Work required:
Write every line out verbatim and omit the pictures.

begin

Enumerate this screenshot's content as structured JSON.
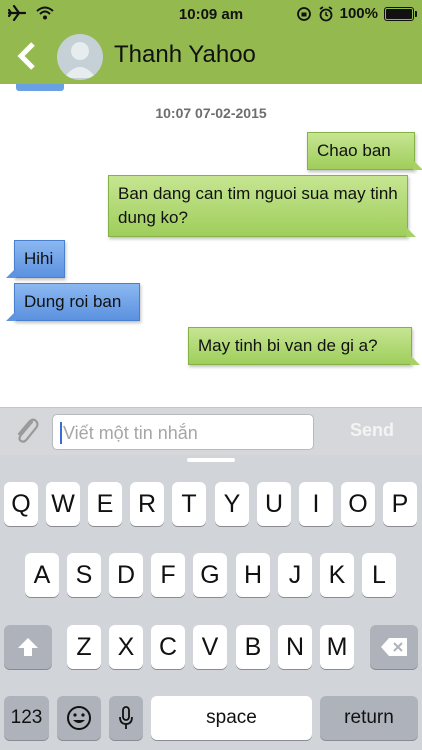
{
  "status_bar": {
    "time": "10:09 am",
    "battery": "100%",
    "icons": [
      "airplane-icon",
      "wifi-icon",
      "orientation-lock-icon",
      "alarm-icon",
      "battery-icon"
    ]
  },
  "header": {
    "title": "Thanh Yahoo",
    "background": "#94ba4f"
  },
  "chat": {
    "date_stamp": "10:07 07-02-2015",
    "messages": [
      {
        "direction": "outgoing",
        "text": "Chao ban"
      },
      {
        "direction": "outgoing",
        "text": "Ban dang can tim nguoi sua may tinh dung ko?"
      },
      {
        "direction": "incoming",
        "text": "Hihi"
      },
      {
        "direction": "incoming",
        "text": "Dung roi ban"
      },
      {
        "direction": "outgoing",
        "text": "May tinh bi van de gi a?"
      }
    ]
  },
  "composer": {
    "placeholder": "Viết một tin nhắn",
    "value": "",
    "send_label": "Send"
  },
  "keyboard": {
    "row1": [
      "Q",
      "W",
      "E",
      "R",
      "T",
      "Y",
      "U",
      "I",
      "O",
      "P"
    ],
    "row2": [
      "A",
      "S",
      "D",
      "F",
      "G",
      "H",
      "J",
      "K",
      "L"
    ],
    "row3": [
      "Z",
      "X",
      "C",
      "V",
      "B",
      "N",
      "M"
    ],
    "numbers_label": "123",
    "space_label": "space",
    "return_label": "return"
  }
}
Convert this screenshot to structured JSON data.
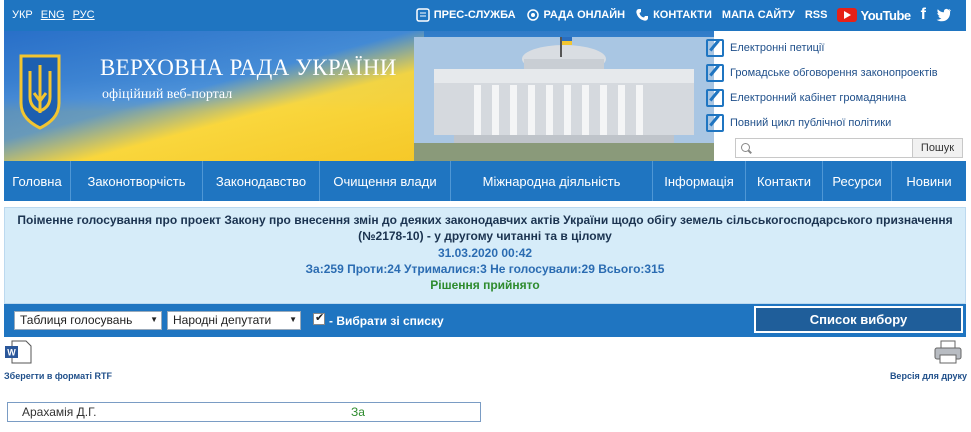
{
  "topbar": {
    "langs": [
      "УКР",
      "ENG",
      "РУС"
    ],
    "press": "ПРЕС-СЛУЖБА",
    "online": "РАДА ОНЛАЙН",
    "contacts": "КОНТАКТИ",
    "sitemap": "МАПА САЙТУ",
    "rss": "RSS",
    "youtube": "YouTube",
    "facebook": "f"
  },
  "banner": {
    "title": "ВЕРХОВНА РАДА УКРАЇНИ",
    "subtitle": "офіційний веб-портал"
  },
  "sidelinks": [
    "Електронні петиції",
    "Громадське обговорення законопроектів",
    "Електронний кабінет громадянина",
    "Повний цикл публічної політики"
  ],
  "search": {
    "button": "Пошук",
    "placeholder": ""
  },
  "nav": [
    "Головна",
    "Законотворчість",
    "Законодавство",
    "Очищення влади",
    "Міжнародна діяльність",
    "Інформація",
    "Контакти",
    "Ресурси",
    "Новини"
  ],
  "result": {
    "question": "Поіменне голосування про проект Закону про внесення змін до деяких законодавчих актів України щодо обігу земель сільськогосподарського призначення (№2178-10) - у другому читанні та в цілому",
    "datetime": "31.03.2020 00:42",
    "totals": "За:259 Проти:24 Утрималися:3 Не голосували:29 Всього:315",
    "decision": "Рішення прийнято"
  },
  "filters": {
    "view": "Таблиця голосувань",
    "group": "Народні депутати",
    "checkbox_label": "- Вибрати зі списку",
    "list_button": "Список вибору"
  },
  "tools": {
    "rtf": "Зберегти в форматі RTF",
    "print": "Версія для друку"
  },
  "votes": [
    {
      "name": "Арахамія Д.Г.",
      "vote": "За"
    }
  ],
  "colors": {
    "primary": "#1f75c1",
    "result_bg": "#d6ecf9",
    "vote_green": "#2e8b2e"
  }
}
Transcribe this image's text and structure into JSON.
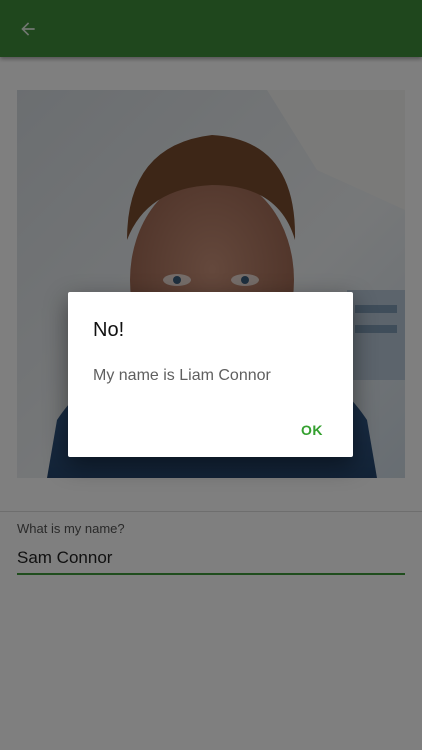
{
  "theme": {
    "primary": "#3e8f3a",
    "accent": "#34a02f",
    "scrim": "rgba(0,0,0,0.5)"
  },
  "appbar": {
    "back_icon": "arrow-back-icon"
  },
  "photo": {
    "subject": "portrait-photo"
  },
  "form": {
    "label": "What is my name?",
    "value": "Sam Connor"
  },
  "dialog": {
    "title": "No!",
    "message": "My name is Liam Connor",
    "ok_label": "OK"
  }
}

end

Result:
Enumerate this screenshot's content as structured JSON.
{
  "status_bar": {
    "time": "10:09 am",
    "battery": "100%",
    "icons": [
      "airplane-icon",
      "wifi-icon",
      "orientation-lock-icon",
      "alarm-icon",
      "battery-icon"
    ]
  },
  "header": {
    "title": "Thanh Yahoo",
    "background": "#94ba4f"
  },
  "chat": {
    "date_stamp": "10:07 07-02-2015",
    "messages": [
      {
        "direction": "outgoing",
        "text": "Chao ban"
      },
      {
        "direction": "outgoing",
        "text": "Ban dang can tim nguoi sua may tinh dung ko?"
      },
      {
        "direction": "incoming",
        "text": "Hihi"
      },
      {
        "direction": "incoming",
        "text": "Dung roi ban"
      },
      {
        "direction": "outgoing",
        "text": "May tinh bi van de gi a?"
      }
    ]
  },
  "composer": {
    "placeholder": "Viết một tin nhắn",
    "value": "",
    "send_label": "Send"
  },
  "keyboard": {
    "row1": [
      "Q",
      "W",
      "E",
      "R",
      "T",
      "Y",
      "U",
      "I",
      "O",
      "P"
    ],
    "row2": [
      "A",
      "S",
      "D",
      "F",
      "G",
      "H",
      "J",
      "K",
      "L"
    ],
    "row3": [
      "Z",
      "X",
      "C",
      "V",
      "B",
      "N",
      "M"
    ],
    "numbers_label": "123",
    "space_label": "space",
    "return_label": "return"
  }
}
Convert this screenshot to structured JSON data.
{
  "topbar": {
    "langs": [
      "УКР",
      "ENG",
      "РУС"
    ],
    "press": "ПРЕС-СЛУЖБА",
    "online": "РАДА ОНЛАЙН",
    "contacts": "КОНТАКТИ",
    "sitemap": "МАПА САЙТУ",
    "rss": "RSS",
    "youtube": "YouTube",
    "facebook": "f"
  },
  "banner": {
    "title": "ВЕРХОВНА РАДА УКРАЇНИ",
    "subtitle": "офіційний веб-портал"
  },
  "sidelinks": [
    "Електронні петиції",
    "Громадське обговорення законопроектів",
    "Електронний кабінет громадянина",
    "Повний цикл публічної політики"
  ],
  "search": {
    "button": "Пошук",
    "placeholder": ""
  },
  "nav": [
    "Головна",
    "Законотворчість",
    "Законодавство",
    "Очищення влади",
    "Міжнародна діяльність",
    "Інформація",
    "Контакти",
    "Ресурси",
    "Новини"
  ],
  "result": {
    "question": "Поіменне голосування про проект Закону про внесення змін до деяких законодавчих актів України щодо обігу земель сільськогосподарського призначення (№2178-10) - у другому читанні та в цілому",
    "datetime": "31.03.2020 00:42",
    "totals": "За:259 Проти:24 Утрималися:3 Не голосували:29 Всього:315",
    "decision": "Рішення прийнято"
  },
  "filters": {
    "view": "Таблиця голосувань",
    "group": "Народні депутати",
    "checkbox_label": "- Вибрати зі списку",
    "list_button": "Список вибору"
  },
  "tools": {
    "rtf": "Зберегти в форматі RTF",
    "print": "Версія для друку"
  },
  "votes": [
    {
      "name": "Арахамія Д.Г.",
      "vote": "За"
    }
  ],
  "colors": {
    "primary": "#1f75c1",
    "result_bg": "#d6ecf9",
    "vote_green": "#2e8b2e"
  }
}
Transcribe this image's text and structure into JSON.
{
  "theme": {
    "primary": "#3e8f3a",
    "accent": "#34a02f",
    "scrim": "rgba(0,0,0,0.5)"
  },
  "appbar": {
    "back_icon": "arrow-back-icon"
  },
  "photo": {
    "subject": "portrait-photo"
  },
  "form": {
    "label": "What is my name?",
    "value": "Sam Connor"
  },
  "dialog": {
    "title": "No!",
    "message": "My name is Liam Connor",
    "ok_label": "OK"
  }
}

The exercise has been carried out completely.